◆ **What to work on**:
For each line that holds "plan", copy the line out.

◆ **Data to use**:

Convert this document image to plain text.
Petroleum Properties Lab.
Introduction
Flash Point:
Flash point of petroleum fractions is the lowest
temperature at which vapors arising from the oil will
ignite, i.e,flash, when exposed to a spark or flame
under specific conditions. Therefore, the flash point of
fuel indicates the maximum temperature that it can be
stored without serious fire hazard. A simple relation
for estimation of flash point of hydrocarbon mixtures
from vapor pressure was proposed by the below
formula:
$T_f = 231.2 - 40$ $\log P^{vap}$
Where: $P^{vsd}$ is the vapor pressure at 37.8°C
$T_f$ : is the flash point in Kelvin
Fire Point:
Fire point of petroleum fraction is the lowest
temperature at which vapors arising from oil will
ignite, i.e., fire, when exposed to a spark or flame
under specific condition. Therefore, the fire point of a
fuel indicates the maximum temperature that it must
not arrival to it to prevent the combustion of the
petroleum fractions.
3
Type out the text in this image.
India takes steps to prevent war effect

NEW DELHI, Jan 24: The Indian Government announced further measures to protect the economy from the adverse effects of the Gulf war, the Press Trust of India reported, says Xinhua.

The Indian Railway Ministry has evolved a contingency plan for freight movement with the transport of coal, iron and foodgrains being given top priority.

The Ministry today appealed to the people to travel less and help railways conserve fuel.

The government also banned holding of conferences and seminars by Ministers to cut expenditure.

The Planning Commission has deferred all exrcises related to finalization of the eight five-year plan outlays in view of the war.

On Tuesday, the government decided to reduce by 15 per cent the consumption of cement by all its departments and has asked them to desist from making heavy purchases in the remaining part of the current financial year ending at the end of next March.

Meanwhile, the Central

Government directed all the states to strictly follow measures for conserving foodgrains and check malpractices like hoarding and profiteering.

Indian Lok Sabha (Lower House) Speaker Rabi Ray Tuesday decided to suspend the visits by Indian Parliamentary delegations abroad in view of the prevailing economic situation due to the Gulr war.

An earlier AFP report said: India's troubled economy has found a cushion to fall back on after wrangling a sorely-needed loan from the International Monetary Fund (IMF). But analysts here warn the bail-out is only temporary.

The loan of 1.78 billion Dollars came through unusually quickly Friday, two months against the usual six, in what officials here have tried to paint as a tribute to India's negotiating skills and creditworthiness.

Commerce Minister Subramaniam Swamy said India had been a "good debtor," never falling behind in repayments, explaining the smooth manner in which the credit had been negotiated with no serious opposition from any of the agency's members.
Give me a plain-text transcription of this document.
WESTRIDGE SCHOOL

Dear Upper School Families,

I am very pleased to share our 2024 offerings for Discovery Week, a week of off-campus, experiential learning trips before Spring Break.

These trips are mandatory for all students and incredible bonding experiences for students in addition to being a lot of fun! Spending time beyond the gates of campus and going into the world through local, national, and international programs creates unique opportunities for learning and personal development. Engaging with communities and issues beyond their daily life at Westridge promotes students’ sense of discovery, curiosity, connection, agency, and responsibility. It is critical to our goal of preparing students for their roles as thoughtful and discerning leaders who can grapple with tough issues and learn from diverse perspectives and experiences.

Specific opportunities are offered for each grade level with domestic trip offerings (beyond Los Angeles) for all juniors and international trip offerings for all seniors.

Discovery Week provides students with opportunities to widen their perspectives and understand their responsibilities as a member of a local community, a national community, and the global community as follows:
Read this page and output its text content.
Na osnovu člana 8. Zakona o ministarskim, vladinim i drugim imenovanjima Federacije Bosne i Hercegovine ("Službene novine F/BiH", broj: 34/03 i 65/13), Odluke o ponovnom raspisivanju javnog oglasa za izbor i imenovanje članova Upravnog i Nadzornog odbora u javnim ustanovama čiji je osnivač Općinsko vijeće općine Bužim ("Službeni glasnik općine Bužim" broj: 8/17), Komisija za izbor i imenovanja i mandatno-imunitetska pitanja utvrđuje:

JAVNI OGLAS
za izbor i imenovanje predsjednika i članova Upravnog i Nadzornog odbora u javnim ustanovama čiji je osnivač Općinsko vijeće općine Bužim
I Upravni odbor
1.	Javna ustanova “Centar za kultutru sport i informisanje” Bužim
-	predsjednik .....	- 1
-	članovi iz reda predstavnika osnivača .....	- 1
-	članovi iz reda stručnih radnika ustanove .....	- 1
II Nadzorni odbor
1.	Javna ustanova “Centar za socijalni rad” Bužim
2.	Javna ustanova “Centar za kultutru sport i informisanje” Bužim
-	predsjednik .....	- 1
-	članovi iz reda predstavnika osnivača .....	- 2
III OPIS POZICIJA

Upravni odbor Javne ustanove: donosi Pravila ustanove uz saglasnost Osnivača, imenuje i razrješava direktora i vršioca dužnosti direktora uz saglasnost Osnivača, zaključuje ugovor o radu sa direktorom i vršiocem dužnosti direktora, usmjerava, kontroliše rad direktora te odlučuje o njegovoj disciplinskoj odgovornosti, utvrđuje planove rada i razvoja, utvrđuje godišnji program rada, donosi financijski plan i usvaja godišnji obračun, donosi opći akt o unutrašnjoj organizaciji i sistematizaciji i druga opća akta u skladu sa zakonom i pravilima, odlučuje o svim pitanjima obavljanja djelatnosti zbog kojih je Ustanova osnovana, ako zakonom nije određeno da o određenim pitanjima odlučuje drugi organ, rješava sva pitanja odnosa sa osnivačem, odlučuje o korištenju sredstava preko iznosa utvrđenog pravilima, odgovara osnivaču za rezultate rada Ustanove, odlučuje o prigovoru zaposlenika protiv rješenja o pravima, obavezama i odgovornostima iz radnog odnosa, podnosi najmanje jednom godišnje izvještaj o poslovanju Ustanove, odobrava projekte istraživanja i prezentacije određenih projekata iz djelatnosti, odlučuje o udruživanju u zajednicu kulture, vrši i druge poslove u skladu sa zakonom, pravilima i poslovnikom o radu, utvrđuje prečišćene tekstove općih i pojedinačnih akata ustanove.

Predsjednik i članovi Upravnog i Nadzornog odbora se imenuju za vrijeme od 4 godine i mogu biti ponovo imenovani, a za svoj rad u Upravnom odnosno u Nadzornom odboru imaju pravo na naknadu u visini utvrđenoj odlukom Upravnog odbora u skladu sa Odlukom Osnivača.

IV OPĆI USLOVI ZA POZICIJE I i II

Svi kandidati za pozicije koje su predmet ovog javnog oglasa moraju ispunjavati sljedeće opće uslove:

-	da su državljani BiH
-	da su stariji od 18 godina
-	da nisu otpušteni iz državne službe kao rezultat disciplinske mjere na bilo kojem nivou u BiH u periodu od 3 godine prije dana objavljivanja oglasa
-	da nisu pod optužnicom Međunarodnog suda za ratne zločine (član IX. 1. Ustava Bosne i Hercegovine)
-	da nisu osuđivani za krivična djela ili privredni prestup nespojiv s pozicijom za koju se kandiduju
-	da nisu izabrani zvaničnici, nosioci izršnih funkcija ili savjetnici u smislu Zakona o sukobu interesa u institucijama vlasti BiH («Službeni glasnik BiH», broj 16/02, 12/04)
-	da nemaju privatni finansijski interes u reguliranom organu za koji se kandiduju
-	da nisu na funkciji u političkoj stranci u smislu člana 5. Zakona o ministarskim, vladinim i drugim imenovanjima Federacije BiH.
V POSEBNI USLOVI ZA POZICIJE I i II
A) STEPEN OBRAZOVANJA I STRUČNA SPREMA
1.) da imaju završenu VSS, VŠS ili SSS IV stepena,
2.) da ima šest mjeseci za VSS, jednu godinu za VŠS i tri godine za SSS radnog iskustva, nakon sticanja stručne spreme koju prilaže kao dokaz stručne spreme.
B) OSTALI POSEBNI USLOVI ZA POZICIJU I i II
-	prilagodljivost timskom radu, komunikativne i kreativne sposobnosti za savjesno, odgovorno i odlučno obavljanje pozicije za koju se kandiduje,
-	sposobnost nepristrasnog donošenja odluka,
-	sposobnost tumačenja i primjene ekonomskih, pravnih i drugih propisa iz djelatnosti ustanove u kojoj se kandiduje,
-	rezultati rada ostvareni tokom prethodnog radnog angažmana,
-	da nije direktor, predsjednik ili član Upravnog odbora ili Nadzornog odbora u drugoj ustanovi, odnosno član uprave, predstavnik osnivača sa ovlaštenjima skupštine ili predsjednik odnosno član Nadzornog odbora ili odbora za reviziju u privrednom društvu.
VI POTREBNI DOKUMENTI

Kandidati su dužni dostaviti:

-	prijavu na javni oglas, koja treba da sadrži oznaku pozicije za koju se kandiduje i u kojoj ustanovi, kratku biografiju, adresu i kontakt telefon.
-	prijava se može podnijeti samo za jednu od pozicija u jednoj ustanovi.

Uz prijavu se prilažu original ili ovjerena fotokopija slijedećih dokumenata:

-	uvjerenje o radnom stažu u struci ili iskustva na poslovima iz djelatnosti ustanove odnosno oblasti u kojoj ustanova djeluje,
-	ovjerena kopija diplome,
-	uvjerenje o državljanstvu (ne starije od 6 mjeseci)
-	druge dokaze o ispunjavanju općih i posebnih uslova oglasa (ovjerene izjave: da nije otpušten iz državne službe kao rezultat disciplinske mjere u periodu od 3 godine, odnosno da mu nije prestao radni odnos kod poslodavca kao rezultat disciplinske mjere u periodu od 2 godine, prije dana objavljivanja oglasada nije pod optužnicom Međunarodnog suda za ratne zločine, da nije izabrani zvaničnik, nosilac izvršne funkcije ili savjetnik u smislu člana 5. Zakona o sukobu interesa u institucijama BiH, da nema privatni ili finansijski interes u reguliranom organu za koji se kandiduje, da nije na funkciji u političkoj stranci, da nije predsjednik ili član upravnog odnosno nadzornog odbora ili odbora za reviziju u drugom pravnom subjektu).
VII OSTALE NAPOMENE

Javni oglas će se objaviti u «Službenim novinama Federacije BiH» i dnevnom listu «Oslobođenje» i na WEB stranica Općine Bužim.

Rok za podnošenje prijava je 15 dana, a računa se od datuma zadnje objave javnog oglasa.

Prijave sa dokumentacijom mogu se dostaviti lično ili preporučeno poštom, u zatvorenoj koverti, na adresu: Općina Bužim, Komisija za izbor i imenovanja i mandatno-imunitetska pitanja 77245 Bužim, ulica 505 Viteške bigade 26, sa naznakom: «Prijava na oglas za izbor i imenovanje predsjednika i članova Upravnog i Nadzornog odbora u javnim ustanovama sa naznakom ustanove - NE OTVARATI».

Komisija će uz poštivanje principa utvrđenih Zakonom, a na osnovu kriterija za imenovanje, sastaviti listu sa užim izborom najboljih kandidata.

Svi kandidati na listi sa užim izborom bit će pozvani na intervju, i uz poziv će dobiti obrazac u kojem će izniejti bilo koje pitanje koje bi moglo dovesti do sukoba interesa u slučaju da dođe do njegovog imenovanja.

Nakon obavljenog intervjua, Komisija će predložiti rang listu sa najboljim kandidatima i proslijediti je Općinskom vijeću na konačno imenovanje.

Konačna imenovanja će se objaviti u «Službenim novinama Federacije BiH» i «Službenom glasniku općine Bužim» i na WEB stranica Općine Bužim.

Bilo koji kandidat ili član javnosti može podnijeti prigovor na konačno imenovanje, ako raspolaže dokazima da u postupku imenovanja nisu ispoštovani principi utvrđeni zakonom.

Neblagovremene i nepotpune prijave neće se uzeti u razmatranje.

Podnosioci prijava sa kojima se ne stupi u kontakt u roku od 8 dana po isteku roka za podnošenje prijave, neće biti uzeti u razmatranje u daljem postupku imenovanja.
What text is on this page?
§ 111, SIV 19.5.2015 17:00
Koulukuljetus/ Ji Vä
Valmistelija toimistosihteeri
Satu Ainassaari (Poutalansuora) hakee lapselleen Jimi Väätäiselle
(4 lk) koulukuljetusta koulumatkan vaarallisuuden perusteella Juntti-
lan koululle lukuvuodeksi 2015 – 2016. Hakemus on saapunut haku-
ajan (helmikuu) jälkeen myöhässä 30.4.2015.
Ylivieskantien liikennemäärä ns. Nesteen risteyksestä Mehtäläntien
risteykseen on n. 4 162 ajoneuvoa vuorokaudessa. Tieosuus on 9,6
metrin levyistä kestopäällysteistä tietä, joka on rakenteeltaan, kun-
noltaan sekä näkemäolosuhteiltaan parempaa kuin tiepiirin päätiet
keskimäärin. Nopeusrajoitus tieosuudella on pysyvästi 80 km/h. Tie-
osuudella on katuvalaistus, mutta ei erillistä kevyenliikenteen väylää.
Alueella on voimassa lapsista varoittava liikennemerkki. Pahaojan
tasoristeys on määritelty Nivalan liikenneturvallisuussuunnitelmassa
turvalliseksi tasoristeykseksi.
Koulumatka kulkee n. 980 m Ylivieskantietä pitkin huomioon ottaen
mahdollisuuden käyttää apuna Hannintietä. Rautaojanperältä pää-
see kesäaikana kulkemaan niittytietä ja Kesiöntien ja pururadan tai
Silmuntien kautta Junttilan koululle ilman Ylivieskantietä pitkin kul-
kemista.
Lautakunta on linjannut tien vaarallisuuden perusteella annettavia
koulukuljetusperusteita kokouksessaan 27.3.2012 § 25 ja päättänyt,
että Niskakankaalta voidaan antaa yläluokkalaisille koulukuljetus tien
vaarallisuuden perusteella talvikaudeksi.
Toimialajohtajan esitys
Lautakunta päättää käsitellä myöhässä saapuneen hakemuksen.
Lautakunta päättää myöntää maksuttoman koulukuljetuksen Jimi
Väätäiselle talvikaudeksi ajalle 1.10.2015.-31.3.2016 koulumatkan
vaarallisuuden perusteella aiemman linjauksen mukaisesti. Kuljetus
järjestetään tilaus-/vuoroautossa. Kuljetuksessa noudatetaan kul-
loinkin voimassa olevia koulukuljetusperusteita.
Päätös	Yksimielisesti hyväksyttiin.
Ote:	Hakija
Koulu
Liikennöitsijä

◆ **Solution for this exercise**:
The Indian Railway Ministry has evolved a contingency plan for freight movement with the transport of coal, iron and foodgrains being given top priority.
The Planning Commission has deferred all exrcises related to finalization of the eight five-year plan outlays in view of the war.
Upravni odbor Javne ustanove: donosi Pravila ustanove uz saglasnost Osnivača, imenuje i razrješava direktora i vršioca dužnosti direktora uz saglasnost Osnivača, zaključuje ugovor o radu sa direktorom i vršiocem dužnosti direktora, usmjerava, kontroliše rad direktora te odlučuje o njegovoj disciplinskoj odgovornosti, utvrđuje planove rada i razvoja, utvrđuje godišnji program rada, donosi financijski plan i usvaja godišnji obračun, donosi opći akt o unutrašnjoj organizaciji i sistematizaciji i druga opća akta u skladu sa zakonom i pravilima, odlučuje o svim pitanjima obavljanja djelatnosti zbog kojih je Ustanova osnovana, ako zakonom nije određeno da o određenim pitanjima odlučuje drugi organ, rješava sva pitanja odnosa sa osnivačem, odlučuje o korištenju sredstava preko iznosa utvrđenog pravilima, odgovara osnivaču za rezultate rada Ustanove, odlučuje o prigovoru zaposlenika protiv rješenja o pravima, obavezama i odgovornostima iz radnog odnosa, podnosi najmanje jednom godišnje izvještaj o poslovanju Ustanove, odobrava projekte istraživanja i prezentacije određenih projekata iz djelatnosti, odlučuje o udruživanju u zajednicu kulture, vrši i druge poslove u skladu sa zakonom, pravilima i poslovnikom o radu, utvrđuje prečišćene tekstove općih i pojedinačnih akata ustanove.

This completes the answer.